## Exercise description
Return every entry exactly.

## Extracted records
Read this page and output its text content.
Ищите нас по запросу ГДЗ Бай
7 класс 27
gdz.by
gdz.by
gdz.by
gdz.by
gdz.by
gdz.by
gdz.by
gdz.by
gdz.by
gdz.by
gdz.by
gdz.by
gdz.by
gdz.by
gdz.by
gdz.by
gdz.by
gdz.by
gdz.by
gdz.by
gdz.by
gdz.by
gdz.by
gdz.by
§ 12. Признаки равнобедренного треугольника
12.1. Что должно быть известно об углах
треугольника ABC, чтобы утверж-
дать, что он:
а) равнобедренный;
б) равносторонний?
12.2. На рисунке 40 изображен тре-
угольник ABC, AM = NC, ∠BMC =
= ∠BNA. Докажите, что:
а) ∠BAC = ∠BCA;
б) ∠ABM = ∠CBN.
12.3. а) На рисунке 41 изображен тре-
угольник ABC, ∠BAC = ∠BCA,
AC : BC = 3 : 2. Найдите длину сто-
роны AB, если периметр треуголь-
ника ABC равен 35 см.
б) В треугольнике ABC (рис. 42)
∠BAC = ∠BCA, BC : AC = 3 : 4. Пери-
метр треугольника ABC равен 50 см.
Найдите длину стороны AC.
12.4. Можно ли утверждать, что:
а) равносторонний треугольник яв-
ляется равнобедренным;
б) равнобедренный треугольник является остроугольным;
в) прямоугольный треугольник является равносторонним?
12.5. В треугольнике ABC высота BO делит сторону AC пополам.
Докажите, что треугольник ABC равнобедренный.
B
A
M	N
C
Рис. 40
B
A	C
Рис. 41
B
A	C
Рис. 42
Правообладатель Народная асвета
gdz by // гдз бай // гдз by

## Finished exercise
Read this page and output its text content.
Ищите нас по запросу ГДЗ Бай
7 класс 27
gdz.by
gdz.by
gdz.by
gdz.by
gdz.by
gdz.by
gdz.by
gdz.by
gdz.by
gdz.by
gdz.by
gdz.by
gdz.by
gdz.by
gdz.by
gdz.by
gdz.by
gdz.by
gdz.by
gdz.by
gdz.by
gdz.by
gdz.by
gdz.by
§ 12. Признаки равнобедренного треугольника
12.1. Что должно быть известно об углах
треугольника ABC, чтобы утверж-
дать, что он:
а) равнобедренный;
б) равносторонний?
12.2. На рисунке 40 изображен тре-
угольник ABC, AM = NC, ∠BMC =
= ∠BNA. Докажите, что:
а) ∠BAC = ∠BCA;
б) ∠ABM = ∠CBN.
12.3. а) На рисунке 41 изображен тре-
угольник ABC, ∠BAC = ∠BCA,
AC : BC = 3 : 2. Найдите длину сто-
роны AB, если периметр треуголь-
ника ABC равен 35 см.
б) В треугольнике ABC (рис. 42)
∠BAC = ∠BCA, BC : AC = 3 : 4. Пери-
метр треугольника ABC равен 50 см.
Найдите длину стороны AC.
12.4. Можно ли утверждать, что:
а) равносторонний треугольник яв-
ляется равнобедренным;
б) равнобедренный треугольник является остроугольным;
в) прямоугольный треугольник является равносторонним?
12.5. В треугольнике ABC высота BO делит сторону AC пополам.
Докажите, что треугольник ABC равнобедренный.
B
A
M	N
C
Рис. 40
B
A	C
Рис. 41
B
A	C
Рис. 42
Правообладатель Народная асвета
gdz by // гдз бай // гдз by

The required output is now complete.